**TASK GOAL:**
Find the lines that hold the word "text" and return them.

**WORKING DATA:**

++++

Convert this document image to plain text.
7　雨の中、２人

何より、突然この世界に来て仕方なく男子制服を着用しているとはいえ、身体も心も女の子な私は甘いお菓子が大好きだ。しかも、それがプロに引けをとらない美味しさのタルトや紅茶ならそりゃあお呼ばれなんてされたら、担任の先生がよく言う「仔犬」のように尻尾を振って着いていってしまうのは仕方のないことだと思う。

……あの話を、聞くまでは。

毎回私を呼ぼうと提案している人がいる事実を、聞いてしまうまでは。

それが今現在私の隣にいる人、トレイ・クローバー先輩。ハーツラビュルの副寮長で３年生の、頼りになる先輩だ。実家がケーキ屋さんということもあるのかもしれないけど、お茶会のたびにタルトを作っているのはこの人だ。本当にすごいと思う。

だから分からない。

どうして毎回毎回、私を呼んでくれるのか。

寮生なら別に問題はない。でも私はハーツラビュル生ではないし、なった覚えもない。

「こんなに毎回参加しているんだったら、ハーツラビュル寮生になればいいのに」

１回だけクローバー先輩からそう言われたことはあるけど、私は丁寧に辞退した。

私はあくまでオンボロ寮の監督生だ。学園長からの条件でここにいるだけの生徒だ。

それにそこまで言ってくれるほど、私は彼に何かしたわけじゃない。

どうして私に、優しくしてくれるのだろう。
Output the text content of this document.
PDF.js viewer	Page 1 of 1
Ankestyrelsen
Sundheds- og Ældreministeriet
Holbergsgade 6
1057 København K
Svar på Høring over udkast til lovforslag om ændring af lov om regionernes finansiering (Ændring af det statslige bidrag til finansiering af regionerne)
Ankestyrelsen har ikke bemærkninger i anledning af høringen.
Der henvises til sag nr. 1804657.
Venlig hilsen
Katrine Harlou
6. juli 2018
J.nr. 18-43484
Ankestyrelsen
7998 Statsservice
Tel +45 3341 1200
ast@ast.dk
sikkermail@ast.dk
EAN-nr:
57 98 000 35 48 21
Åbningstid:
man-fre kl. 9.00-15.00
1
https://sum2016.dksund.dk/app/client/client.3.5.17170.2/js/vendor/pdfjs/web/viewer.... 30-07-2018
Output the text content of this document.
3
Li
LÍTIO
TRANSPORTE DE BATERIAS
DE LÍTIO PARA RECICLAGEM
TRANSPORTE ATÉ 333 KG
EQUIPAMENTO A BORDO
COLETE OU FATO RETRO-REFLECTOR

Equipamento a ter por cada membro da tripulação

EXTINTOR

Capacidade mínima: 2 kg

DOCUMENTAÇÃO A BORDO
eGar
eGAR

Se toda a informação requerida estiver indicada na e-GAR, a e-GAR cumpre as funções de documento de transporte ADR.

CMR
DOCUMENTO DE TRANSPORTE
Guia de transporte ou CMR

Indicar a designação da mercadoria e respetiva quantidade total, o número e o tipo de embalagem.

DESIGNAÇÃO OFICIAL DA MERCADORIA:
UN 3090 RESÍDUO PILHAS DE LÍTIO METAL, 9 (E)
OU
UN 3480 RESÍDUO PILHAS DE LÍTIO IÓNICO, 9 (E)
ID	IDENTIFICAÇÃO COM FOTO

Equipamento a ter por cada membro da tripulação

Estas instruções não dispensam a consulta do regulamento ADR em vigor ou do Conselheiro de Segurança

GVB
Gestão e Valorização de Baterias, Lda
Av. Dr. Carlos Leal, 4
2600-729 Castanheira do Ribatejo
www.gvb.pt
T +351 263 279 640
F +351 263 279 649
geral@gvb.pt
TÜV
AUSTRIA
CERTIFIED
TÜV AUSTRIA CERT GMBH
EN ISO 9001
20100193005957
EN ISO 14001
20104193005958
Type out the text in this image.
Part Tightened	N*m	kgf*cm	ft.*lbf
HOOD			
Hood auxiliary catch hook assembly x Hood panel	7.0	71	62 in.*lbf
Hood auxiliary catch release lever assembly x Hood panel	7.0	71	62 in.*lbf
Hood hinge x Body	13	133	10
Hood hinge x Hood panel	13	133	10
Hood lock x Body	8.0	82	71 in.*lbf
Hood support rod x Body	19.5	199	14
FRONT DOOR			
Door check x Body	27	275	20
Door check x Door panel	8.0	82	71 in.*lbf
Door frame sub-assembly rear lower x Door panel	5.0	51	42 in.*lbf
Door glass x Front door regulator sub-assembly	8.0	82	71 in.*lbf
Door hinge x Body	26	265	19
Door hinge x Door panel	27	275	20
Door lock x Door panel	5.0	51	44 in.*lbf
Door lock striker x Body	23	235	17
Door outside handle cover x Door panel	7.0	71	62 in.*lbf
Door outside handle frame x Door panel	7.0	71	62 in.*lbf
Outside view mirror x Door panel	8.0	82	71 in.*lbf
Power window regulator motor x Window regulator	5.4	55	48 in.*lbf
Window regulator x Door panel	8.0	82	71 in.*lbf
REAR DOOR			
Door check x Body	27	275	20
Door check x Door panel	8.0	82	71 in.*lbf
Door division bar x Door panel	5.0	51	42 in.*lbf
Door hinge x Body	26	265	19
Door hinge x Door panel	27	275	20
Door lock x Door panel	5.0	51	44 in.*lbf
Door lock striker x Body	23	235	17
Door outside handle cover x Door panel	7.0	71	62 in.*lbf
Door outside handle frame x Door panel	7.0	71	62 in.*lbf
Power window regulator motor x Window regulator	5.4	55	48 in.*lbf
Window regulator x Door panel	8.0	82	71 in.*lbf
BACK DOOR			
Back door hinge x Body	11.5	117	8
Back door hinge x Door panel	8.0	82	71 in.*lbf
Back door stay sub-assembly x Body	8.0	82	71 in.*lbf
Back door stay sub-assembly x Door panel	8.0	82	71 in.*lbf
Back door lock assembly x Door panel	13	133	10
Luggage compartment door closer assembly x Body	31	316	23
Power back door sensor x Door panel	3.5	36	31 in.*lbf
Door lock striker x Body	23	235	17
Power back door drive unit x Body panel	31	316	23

++++

**EXERCISE SOLUTION:**
Convert this document image to plain text.
Output the text content of this document.
Output the text content of this document.
Type out the text in this image.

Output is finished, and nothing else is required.